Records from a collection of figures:
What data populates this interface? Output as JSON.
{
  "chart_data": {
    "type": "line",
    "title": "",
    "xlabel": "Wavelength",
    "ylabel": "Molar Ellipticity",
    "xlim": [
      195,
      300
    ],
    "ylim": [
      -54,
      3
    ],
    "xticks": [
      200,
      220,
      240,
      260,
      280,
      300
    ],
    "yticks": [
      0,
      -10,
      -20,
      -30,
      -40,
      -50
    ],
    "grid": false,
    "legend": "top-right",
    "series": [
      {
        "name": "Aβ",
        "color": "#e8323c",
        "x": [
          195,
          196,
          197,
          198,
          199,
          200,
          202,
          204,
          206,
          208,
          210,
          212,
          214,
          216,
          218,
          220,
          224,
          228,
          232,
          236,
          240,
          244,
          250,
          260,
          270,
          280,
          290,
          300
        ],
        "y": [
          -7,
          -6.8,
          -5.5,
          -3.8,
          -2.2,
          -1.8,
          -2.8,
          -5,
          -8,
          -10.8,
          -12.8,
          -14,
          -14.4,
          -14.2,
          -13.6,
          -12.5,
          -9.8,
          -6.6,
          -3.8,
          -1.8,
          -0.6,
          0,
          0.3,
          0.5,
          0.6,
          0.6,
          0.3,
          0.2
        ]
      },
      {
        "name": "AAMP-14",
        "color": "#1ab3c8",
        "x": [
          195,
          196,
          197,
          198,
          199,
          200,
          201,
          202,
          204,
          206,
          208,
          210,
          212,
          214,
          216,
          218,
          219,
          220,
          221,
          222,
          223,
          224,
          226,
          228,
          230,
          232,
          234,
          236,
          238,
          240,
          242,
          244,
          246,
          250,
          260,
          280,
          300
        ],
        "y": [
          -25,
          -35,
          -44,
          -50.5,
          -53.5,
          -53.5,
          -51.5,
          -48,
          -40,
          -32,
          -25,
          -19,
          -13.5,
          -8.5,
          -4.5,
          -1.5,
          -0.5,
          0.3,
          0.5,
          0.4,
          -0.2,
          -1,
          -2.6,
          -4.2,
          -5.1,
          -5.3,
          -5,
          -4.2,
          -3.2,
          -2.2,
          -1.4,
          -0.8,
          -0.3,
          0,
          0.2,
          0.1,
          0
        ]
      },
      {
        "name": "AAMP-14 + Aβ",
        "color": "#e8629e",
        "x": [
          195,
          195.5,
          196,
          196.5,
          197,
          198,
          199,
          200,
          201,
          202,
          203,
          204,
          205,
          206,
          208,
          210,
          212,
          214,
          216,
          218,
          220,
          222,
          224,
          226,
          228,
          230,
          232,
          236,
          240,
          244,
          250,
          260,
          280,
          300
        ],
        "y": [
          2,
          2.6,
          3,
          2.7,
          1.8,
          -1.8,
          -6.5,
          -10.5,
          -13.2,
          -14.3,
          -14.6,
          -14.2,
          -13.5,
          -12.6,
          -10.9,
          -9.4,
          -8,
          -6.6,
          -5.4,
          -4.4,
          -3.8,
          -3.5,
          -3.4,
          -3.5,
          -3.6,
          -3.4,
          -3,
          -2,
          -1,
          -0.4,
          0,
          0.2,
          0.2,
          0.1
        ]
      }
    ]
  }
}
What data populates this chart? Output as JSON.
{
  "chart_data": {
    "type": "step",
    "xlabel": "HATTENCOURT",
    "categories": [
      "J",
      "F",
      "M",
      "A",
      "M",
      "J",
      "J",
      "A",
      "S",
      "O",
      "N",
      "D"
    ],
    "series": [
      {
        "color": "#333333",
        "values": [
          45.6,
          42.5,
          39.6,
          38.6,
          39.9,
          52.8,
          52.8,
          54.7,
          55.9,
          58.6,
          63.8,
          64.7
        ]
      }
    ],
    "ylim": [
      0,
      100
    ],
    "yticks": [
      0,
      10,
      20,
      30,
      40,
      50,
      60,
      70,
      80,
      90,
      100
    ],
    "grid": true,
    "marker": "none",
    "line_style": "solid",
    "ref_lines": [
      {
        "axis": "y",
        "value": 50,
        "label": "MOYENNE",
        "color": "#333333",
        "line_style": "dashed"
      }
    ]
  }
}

Instructions for the task: Copy all the lines above that hold the string "What".

Final result:
What data populates this interface? Output as JSON.
What data populates this chart? Output as JSON.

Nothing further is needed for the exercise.